GIVEN INSTRUCTION
Hunt for the word "Range" across the entries below, copying each line that holds it.

TASK INPUTS
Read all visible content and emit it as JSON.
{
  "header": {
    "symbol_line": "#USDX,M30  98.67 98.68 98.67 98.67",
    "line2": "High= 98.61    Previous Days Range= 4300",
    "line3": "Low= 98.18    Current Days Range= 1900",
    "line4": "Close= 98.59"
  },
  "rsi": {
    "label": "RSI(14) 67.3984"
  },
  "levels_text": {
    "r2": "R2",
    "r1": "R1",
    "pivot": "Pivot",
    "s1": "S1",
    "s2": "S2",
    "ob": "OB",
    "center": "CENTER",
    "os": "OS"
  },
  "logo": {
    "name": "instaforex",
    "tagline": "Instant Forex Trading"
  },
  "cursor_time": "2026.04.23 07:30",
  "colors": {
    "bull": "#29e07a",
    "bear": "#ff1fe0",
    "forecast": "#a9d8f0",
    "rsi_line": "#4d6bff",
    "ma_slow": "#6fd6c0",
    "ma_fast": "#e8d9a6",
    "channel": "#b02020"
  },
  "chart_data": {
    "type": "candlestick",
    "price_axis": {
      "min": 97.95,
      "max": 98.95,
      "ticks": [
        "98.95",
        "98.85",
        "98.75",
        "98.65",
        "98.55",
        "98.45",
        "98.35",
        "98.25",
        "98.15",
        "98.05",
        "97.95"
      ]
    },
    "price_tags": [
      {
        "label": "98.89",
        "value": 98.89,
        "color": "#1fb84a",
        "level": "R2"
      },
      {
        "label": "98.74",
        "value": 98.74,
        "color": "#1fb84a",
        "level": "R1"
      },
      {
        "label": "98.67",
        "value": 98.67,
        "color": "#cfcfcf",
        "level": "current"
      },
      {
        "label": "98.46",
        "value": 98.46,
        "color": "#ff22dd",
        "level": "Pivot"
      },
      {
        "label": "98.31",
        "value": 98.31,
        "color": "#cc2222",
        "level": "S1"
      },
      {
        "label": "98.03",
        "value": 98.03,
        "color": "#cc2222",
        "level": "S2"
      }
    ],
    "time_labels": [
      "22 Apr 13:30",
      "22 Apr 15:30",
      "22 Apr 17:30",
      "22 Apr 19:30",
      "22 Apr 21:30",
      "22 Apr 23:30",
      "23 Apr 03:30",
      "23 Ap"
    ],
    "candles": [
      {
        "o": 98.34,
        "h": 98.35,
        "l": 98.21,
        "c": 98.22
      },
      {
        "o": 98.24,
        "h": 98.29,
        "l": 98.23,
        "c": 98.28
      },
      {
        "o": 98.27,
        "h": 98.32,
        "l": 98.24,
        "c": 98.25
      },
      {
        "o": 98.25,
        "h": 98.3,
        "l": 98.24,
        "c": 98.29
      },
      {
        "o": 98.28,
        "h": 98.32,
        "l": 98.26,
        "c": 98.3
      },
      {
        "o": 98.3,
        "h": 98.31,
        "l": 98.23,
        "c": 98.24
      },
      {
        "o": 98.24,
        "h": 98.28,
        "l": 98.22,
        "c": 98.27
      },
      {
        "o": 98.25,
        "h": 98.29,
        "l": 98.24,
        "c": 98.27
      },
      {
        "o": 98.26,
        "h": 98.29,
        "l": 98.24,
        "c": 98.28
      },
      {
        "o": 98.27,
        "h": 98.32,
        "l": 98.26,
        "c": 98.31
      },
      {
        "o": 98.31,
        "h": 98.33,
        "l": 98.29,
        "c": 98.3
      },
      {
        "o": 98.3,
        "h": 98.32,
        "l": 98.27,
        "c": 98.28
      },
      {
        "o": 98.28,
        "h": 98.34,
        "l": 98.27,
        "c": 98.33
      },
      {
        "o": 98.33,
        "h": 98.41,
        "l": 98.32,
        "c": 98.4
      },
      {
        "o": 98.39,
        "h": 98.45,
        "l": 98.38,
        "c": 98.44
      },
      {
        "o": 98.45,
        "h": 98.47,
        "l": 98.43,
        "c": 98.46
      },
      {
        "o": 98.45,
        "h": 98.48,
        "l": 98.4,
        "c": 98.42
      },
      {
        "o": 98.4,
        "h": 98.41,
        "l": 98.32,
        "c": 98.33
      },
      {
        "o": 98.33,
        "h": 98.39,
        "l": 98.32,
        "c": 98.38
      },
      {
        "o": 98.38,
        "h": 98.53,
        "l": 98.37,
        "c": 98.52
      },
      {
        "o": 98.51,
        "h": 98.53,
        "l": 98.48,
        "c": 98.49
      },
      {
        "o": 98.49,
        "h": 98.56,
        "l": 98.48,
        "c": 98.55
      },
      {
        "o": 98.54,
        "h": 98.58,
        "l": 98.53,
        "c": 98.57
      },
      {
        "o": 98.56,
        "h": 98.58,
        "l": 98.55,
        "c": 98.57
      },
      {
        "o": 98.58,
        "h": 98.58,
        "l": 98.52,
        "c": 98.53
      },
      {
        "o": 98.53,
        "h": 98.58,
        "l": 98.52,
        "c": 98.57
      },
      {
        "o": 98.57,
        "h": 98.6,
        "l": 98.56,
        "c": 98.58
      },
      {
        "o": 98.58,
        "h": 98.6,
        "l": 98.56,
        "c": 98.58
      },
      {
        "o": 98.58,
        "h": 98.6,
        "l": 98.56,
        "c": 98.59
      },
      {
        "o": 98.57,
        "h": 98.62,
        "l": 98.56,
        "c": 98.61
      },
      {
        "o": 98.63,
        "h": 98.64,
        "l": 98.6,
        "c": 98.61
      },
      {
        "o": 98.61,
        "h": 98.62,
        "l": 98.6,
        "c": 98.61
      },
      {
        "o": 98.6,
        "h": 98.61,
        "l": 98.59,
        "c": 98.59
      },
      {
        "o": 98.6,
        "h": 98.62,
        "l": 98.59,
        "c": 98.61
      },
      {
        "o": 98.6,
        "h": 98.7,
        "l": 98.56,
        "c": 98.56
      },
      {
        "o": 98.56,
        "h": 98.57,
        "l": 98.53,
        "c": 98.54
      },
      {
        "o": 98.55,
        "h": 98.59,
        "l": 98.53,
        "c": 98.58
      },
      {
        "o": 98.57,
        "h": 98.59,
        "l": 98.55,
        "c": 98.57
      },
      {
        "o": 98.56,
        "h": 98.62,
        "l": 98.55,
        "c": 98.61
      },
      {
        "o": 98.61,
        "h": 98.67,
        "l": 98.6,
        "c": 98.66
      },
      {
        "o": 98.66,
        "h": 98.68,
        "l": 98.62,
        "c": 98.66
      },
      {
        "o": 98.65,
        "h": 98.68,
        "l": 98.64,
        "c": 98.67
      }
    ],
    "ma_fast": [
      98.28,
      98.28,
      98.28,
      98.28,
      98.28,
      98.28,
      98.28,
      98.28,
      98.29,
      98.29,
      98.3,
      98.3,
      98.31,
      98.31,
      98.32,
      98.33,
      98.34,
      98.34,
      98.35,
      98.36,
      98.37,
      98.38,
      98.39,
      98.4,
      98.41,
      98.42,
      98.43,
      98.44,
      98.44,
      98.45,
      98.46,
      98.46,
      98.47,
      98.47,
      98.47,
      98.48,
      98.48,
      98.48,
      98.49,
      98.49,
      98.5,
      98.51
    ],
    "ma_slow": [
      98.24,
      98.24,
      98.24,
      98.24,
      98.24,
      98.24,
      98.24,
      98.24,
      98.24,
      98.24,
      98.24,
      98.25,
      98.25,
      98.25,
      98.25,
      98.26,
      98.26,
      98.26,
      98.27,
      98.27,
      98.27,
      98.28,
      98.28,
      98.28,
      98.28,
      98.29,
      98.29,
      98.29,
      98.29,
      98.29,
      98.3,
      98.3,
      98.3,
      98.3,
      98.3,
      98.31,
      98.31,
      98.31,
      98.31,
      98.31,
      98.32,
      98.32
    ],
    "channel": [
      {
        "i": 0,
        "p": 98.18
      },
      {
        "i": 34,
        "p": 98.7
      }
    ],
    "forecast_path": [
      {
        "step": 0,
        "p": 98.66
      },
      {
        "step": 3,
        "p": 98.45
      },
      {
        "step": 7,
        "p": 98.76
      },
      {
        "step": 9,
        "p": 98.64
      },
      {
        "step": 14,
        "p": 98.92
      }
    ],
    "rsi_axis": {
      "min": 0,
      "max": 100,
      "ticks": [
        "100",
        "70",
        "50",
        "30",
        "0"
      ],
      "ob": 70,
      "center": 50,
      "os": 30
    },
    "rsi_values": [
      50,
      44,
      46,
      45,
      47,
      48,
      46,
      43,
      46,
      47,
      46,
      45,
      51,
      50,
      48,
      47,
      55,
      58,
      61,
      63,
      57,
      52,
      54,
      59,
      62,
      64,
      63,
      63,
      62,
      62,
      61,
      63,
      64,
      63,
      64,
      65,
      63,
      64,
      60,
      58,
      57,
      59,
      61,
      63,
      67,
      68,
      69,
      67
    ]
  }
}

ANSWER IN FULL
    "line2": "High= 98.61    Previous Days Range= 4300",
    "line3": "Low= 98.18    Current Days Range= 1900",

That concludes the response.